Copy all of the material below exactly.

* [MATERIAL TO PROCESS]
◆ ◆ ◆ ◆

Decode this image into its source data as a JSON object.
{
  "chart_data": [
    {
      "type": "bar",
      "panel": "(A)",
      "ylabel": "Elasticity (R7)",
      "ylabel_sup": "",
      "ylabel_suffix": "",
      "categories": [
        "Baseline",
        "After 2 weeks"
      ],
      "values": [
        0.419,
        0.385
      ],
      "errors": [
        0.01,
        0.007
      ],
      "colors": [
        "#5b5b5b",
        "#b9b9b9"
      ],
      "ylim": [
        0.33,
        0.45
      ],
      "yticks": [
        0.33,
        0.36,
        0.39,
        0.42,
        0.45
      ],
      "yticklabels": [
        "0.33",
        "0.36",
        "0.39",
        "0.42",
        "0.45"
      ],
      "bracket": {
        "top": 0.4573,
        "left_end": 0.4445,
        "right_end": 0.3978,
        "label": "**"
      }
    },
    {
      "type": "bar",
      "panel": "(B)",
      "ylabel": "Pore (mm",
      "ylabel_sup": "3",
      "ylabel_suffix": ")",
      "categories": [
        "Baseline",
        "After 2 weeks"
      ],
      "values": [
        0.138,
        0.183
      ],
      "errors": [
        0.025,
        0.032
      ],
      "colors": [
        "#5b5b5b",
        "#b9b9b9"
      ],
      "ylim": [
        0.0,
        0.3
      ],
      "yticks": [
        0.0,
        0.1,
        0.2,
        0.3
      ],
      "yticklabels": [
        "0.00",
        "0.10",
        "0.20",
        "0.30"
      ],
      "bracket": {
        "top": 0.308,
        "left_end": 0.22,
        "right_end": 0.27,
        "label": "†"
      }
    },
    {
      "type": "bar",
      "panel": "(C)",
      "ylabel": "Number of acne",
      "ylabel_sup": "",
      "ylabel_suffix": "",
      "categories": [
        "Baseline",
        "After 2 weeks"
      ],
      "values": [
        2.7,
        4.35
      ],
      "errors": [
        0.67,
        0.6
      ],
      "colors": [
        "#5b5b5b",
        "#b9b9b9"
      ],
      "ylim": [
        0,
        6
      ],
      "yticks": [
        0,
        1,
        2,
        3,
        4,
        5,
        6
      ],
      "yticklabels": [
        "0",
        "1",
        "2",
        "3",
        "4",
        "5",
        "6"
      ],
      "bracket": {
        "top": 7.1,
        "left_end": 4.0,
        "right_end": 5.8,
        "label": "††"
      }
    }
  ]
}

◆ ◆ ◆ ◆

* [RESPONSE FOR THIS EXERCISE]
Decode this image into its source data as a JSON object.
{
  "chart_data": [
    {
      "type": "bar",
      "panel": "(A)",
      "ylabel": "Elasticity (R7)",
      "ylabel_sup": "",
      "ylabel_suffix": "",
      "categories": [
        "Baseline",
        "After 2 weeks"
      ],
      "values": [
        0.419,
        0.385
      ],
      "errors": [
        0.01,
        0.007
      ],
      "colors": [
        "#5b5b5b",
        "#b9b9b9"
      ],
      "ylim": [
        0.33,
        0.45
      ],
      "yticks": [
        0.33,
        0.36,
        0.39,
        0.42,
        0.45
      ],
      "yticklabels": [
        "0.33",
        "0.36",
        "0.39",
        "0.42",
        "0.45"
      ],
      "bracket": {
        "top": 0.4573,
        "left_end": 0.4445,
        "right_end": 0.3978,
        "label": "**"
      }
    },
    {
      "type": "bar",
      "panel": "(B)",
      "ylabel": "Pore (mm",
      "ylabel_sup": "3",
      "ylabel_suffix": ")",
      "categories": [
        "Baseline",
        "After 2 weeks"
      ],
      "values": [
        0.138,
        0.183
      ],
      "errors": [
        0.025,
        0.032
      ],
      "colors": [
        "#5b5b5b",
        "#b9b9b9"
      ],
      "ylim": [
        0.0,
        0.3
      ],
      "yticks": [
        0.0,
        0.1,
        0.2,
        0.3
      ],
      "yticklabels": [
        "0.00",
        "0.10",
        "0.20",
        "0.30"
      ],
      "bracket": {
        "top": 0.308,
        "left_end": 0.22,
        "right_end": 0.27,
        "label": "†"
      }
    },
    {
      "type": "bar",
      "panel": "(C)",
      "ylabel": "Number of acne",
      "ylabel_sup": "",
      "ylabel_suffix": "",
      "categories": [
        "Baseline",
        "After 2 weeks"
      ],
      "values": [
        2.7,
        4.35
      ],
      "errors": [
        0.67,
        0.6
      ],
      "colors": [
        "#5b5b5b",
        "#b9b9b9"
      ],
      "ylim": [
        0,
        6
      ],
      "yticks": [
        0,
        1,
        2,
        3,
        4,
        5,
        6
      ],
      "yticklabels": [
        "0",
        "1",
        "2",
        "3",
        "4",
        "5",
        "6"
      ],
      "bracket": {
        "top": 7.1,
        "left_end": 4.0,
        "right_end": 5.8,
        "label": "††"
      }
    }
  ]
}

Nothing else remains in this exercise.